## [What the task asks]
Copy every line of the items below, character for character, without changing anything.

__________

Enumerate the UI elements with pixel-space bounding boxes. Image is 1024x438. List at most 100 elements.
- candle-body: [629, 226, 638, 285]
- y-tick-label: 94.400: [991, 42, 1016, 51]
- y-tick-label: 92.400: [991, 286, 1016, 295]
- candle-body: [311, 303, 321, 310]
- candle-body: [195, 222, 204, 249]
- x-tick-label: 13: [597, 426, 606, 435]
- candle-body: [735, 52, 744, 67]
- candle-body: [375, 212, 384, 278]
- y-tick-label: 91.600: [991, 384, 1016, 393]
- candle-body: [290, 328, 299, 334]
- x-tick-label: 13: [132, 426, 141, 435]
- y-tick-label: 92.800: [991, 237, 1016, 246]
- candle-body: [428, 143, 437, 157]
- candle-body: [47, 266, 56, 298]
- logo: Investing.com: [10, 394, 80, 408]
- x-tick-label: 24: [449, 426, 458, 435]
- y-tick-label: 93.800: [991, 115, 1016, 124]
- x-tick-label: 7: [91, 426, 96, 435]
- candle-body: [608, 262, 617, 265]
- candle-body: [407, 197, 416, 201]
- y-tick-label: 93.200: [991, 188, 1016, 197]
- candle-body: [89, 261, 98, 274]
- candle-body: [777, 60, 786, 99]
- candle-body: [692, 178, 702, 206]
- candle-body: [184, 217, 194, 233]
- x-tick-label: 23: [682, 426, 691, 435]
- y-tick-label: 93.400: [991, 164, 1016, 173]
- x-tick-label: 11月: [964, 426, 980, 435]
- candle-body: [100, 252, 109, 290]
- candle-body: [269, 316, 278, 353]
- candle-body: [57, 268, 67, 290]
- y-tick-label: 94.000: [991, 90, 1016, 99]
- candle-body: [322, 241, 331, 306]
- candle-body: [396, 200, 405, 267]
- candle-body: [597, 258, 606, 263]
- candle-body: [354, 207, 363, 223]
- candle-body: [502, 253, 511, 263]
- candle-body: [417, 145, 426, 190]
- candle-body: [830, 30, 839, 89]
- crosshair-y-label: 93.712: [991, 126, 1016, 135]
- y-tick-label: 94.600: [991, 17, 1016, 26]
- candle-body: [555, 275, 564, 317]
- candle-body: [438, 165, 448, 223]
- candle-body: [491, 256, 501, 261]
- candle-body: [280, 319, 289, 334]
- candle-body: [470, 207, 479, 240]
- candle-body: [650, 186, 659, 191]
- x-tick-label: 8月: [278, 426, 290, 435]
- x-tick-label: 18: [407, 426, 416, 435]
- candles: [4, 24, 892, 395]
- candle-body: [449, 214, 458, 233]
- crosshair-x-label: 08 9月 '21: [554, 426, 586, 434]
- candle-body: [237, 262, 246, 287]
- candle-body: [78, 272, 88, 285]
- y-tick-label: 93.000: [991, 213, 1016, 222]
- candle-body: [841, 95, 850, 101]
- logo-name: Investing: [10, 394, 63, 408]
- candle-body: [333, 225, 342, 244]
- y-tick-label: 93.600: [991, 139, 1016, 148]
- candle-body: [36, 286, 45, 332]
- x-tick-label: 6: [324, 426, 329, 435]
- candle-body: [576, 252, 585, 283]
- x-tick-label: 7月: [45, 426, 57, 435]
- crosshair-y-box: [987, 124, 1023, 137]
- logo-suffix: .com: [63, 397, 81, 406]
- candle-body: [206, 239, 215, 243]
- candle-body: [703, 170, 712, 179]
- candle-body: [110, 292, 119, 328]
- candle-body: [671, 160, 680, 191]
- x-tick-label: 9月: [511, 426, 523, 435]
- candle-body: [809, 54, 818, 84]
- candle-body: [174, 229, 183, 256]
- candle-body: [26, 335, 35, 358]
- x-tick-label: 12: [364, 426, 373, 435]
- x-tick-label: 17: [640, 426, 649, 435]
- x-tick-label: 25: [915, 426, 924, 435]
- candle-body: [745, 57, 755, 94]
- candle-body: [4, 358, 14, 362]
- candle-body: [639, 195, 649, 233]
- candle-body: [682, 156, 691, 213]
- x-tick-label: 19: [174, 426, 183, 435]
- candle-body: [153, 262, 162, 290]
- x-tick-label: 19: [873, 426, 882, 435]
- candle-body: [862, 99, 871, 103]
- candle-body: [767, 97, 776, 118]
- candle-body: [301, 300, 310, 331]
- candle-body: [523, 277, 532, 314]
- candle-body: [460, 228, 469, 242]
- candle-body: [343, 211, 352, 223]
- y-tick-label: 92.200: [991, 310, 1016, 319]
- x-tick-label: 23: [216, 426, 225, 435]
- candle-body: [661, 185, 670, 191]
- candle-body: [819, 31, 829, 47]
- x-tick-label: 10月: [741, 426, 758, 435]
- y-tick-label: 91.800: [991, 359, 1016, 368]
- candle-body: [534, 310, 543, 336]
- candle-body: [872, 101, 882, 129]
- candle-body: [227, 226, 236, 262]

__________

## [Exercise result]
Enumerate the UI elements with pixel-space bounding boxes. Image is 1024x438. List at most 100 elements.
- candle-body: [629, 226, 638, 285]
- y-tick-label: 94.400: [991, 42, 1016, 51]
- y-tick-label: 92.400: [991, 286, 1016, 295]
- candle-body: [311, 303, 321, 310]
- candle-body: [195, 222, 204, 249]
- x-tick-label: 13: [597, 426, 606, 435]
- candle-body: [735, 52, 744, 67]
- candle-body: [375, 212, 384, 278]
- y-tick-label: 91.600: [991, 384, 1016, 393]
- candle-body: [290, 328, 299, 334]
- x-tick-label: 13: [132, 426, 141, 435]
- y-tick-label: 92.800: [991, 237, 1016, 246]
- candle-body: [428, 143, 437, 157]
- candle-body: [47, 266, 56, 298]
- logo: Investing.com: [10, 394, 80, 408]
- x-tick-label: 24: [449, 426, 458, 435]
- y-tick-label: 93.800: [991, 115, 1016, 124]
- x-tick-label: 7: [91, 426, 96, 435]
- candle-body: [608, 262, 617, 265]
- candle-body: [407, 197, 416, 201]
- y-tick-label: 93.200: [991, 188, 1016, 197]
- candle-body: [89, 261, 98, 274]
- candle-body: [777, 60, 786, 99]
- candle-body: [692, 178, 702, 206]
- candle-body: [184, 217, 194, 233]
- x-tick-label: 23: [682, 426, 691, 435]
- y-tick-label: 93.400: [991, 164, 1016, 173]
- x-tick-label: 11月: [964, 426, 980, 435]
- candle-body: [100, 252, 109, 290]
- candle-body: [269, 316, 278, 353]
- candle-body: [57, 268, 67, 290]
- y-tick-label: 94.000: [991, 90, 1016, 99]
- candle-body: [322, 241, 331, 306]
- candle-body: [396, 200, 405, 267]
- candle-body: [597, 258, 606, 263]
- candle-body: [354, 207, 363, 223]
- candle-body: [502, 253, 511, 263]
- candle-body: [417, 145, 426, 190]
- candle-body: [830, 30, 839, 89]
- crosshair-y-label: 93.712: [991, 126, 1016, 135]
- y-tick-label: 94.600: [991, 17, 1016, 26]
- candle-body: [555, 275, 564, 317]
- candle-body: [438, 165, 448, 223]
- candle-body: [491, 256, 501, 261]
- candle-body: [280, 319, 289, 334]
- candle-body: [470, 207, 479, 240]
- candle-body: [650, 186, 659, 191]
- x-tick-label: 8月: [278, 426, 290, 435]
- x-tick-label: 18: [407, 426, 416, 435]
- candles: [4, 24, 892, 395]
- candle-body: [449, 214, 458, 233]
- crosshair-x-label: 08 9月 '21: [554, 426, 586, 434]
- candle-body: [237, 262, 246, 287]
- candle-body: [78, 272, 88, 285]
- y-tick-label: 93.000: [991, 213, 1016, 222]
- candle-body: [841, 95, 850, 101]
- logo-name: Investing: [10, 394, 63, 408]
- candle-body: [333, 225, 342, 244]
- y-tick-label: 93.600: [991, 139, 1016, 148]
- candle-body: [36, 286, 45, 332]
- x-tick-label: 6: [324, 426, 329, 435]
- candle-body: [576, 252, 585, 283]
- x-tick-label: 7月: [45, 426, 57, 435]
- crosshair-y-box: [987, 124, 1023, 137]
- logo-suffix: .com: [63, 397, 81, 406]
- candle-body: [206, 239, 215, 243]
- candle-body: [703, 170, 712, 179]
- candle-body: [110, 292, 119, 328]
- candle-body: [671, 160, 680, 191]
- x-tick-label: 9月: [511, 426, 523, 435]
- candle-body: [809, 54, 818, 84]
- candle-body: [174, 229, 183, 256]
- candle-body: [26, 335, 35, 358]
- x-tick-label: 12: [364, 426, 373, 435]
- x-tick-label: 17: [640, 426, 649, 435]
- x-tick-label: 25: [915, 426, 924, 435]
- candle-body: [745, 57, 755, 94]
- candle-body: [4, 358, 14, 362]
- candle-body: [639, 195, 649, 233]
- candle-body: [682, 156, 691, 213]
- x-tick-label: 19: [174, 426, 183, 435]
- candle-body: [153, 262, 162, 290]
- x-tick-label: 19: [873, 426, 882, 435]
- candle-body: [862, 99, 871, 103]
- candle-body: [767, 97, 776, 118]
- candle-body: [301, 300, 310, 331]
- candle-body: [523, 277, 532, 314]
- candle-body: [460, 228, 469, 242]
- candle-body: [343, 211, 352, 223]
- y-tick-label: 92.200: [991, 310, 1016, 319]
- x-tick-label: 23: [216, 426, 225, 435]
- candle-body: [661, 185, 670, 191]
- candle-body: [819, 31, 829, 47]
- x-tick-label: 10月: [741, 426, 758, 435]
- y-tick-label: 91.800: [991, 359, 1016, 368]
- candle-body: [534, 310, 543, 336]
- candle-body: [872, 101, 882, 129]
- candle-body: [227, 226, 236, 262]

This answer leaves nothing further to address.